# Given data
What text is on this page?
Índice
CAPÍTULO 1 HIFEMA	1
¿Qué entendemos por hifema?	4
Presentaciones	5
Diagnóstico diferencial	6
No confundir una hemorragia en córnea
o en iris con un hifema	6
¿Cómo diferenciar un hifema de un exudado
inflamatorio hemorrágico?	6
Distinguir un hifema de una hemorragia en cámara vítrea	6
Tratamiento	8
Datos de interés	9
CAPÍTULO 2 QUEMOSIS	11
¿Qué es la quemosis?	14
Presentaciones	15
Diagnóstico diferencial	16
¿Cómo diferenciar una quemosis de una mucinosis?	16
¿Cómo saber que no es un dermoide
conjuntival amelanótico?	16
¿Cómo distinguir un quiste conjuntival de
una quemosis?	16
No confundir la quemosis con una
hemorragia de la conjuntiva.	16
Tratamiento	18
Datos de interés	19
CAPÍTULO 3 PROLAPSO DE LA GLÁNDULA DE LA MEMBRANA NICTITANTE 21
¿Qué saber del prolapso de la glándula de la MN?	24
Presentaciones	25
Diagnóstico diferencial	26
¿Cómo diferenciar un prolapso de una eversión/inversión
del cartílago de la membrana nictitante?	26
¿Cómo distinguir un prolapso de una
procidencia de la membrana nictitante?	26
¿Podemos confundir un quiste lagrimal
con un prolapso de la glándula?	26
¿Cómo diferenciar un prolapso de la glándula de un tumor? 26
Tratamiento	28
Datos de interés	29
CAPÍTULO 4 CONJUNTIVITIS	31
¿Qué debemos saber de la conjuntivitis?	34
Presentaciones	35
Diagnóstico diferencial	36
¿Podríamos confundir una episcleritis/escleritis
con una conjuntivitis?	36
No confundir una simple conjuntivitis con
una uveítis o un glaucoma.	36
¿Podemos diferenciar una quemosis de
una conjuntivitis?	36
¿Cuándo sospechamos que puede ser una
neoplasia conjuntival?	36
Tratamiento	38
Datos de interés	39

# Problem details
Reproduce the entries above in full by retyping them exactly.

# Task answer
What text is on this page?
Índice
CAPÍTULO 1 HIFEMA	1
¿Qué entendemos por hifema?	4
Presentaciones	5
Diagnóstico diferencial	6
No confundir una hemorragia en córnea
o en iris con un hifema	6
¿Cómo diferenciar un hifema de un exudado
inflamatorio hemorrágico?	6
Distinguir un hifema de una hemorragia en cámara vítrea	6
Tratamiento	8
Datos de interés	9
CAPÍTULO 2 QUEMOSIS	11
¿Qué es la quemosis?	14
Presentaciones	15
Diagnóstico diferencial	16
¿Cómo diferenciar una quemosis de una mucinosis?	16
¿Cómo saber que no es un dermoide
conjuntival amelanótico?	16
¿Cómo distinguir un quiste conjuntival de
una quemosis?	16
No confundir la quemosis con una
hemorragia de la conjuntiva.	16
Tratamiento	18
Datos de interés	19
CAPÍTULO 3 PROLAPSO DE LA GLÁNDULA DE LA MEMBRANA NICTITANTE 21
¿Qué saber del prolapso de la glándula de la MN?	24
Presentaciones	25
Diagnóstico diferencial	26
¿Cómo diferenciar un prolapso de una eversión/inversión
del cartílago de la membrana nictitante?	26
¿Cómo distinguir un prolapso de una
procidencia de la membrana nictitante?	26
¿Podemos confundir un quiste lagrimal
con un prolapso de la glándula?	26
¿Cómo diferenciar un prolapso de la glándula de un tumor? 26
Tratamiento	28
Datos de interés	29
CAPÍTULO 4 CONJUNTIVITIS	31
¿Qué debemos saber de la conjuntivitis?	34
Presentaciones	35
Diagnóstico diferencial	36
¿Podríamos confundir una episcleritis/escleritis
con una conjuntivitis?	36
No confundir una simple conjuntivitis con
una uveítis o un glaucoma.	36
¿Podemos diferenciar una quemosis de
una conjuntivitis?	36
¿Cuándo sospechamos que puede ser una
neoplasia conjuntival?	36
Tratamiento	38
Datos de interés	39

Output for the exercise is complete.